WHAT THE TASK REQUIRES. The material below should be written out in full and exactly; pictures stay out of the copy.

━━ DATASET EXCERPTS ━━

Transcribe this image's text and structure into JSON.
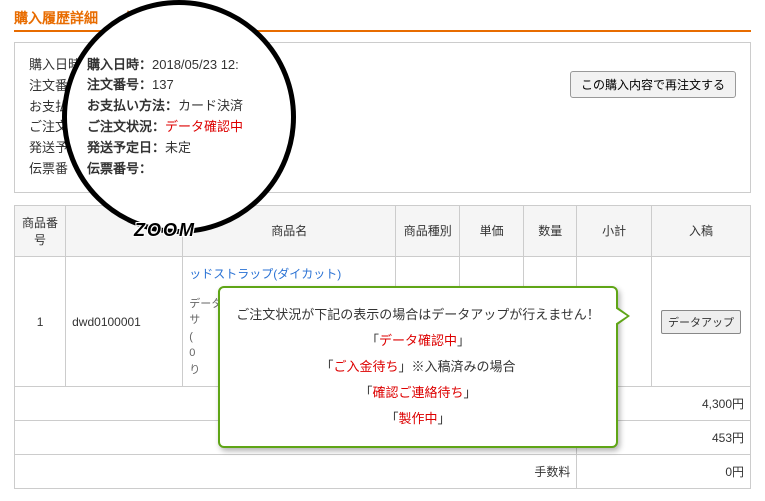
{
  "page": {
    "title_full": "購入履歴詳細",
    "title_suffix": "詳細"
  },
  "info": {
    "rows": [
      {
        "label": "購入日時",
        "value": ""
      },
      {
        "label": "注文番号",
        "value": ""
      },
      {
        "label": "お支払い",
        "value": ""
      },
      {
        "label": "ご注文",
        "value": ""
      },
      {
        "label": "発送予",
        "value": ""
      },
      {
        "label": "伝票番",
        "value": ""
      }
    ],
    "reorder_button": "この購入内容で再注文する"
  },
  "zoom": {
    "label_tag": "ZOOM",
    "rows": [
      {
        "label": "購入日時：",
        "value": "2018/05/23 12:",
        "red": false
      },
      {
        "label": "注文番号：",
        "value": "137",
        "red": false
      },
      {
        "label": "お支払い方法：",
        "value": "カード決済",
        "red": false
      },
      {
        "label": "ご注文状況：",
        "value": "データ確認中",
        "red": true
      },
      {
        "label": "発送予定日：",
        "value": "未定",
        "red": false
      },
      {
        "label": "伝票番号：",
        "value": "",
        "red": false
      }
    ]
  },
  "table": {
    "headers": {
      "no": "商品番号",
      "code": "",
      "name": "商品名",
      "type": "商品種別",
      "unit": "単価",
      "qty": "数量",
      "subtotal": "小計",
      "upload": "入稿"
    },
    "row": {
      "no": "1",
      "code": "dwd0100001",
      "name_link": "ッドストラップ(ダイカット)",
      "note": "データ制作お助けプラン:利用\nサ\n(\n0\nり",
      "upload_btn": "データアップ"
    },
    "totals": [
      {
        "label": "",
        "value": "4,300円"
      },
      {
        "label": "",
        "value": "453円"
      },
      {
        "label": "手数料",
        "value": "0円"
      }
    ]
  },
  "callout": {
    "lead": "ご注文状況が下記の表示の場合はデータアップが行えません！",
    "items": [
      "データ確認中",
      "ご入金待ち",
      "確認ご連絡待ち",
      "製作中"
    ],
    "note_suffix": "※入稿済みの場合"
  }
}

━━━

PROBLEM SOLUTION.
Transcribe this image's text and structure into JSON.
{
  "page": {
    "title_full": "購入履歴詳細",
    "title_suffix": "詳細"
  },
  "info": {
    "rows": [
      {
        "label": "購入日時",
        "value": ""
      },
      {
        "label": "注文番号",
        "value": ""
      },
      {
        "label": "お支払い",
        "value": ""
      },
      {
        "label": "ご注文",
        "value": ""
      },
      {
        "label": "発送予",
        "value": ""
      },
      {
        "label": "伝票番",
        "value": ""
      }
    ],
    "reorder_button": "この購入内容で再注文する"
  },
  "zoom": {
    "label_tag": "ZOOM",
    "rows": [
      {
        "label": "購入日時：",
        "value": "2018/05/23 12:",
        "red": false
      },
      {
        "label": "注文番号：",
        "value": "137",
        "red": false
      },
      {
        "label": "お支払い方法：",
        "value": "カード決済",
        "red": false
      },
      {
        "label": "ご注文状況：",
        "value": "データ確認中",
        "red": true
      },
      {
        "label": "発送予定日：",
        "value": "未定",
        "red": false
      },
      {
        "label": "伝票番号：",
        "value": "",
        "red": false
      }
    ]
  },
  "table": {
    "headers": {
      "no": "商品番号",
      "code": "",
      "name": "商品名",
      "type": "商品種別",
      "unit": "単価",
      "qty": "数量",
      "subtotal": "小計",
      "upload": "入稿"
    },
    "row": {
      "no": "1",
      "code": "dwd0100001",
      "name_link": "ッドストラップ(ダイカット)",
      "note": "データ制作お助けプラン:利用\nサ\n(\n0\nり",
      "upload_btn": "データアップ"
    },
    "totals": [
      {
        "label": "",
        "value": "4,300円"
      },
      {
        "label": "",
        "value": "453円"
      },
      {
        "label": "手数料",
        "value": "0円"
      }
    ]
  },
  "callout": {
    "lead": "ご注文状況が下記の表示の場合はデータアップが行えません！",
    "items": [
      "データ確認中",
      "ご入金待ち",
      "確認ご連絡待ち",
      "製作中"
    ],
    "note_suffix": "※入稿済みの場合"
  }
}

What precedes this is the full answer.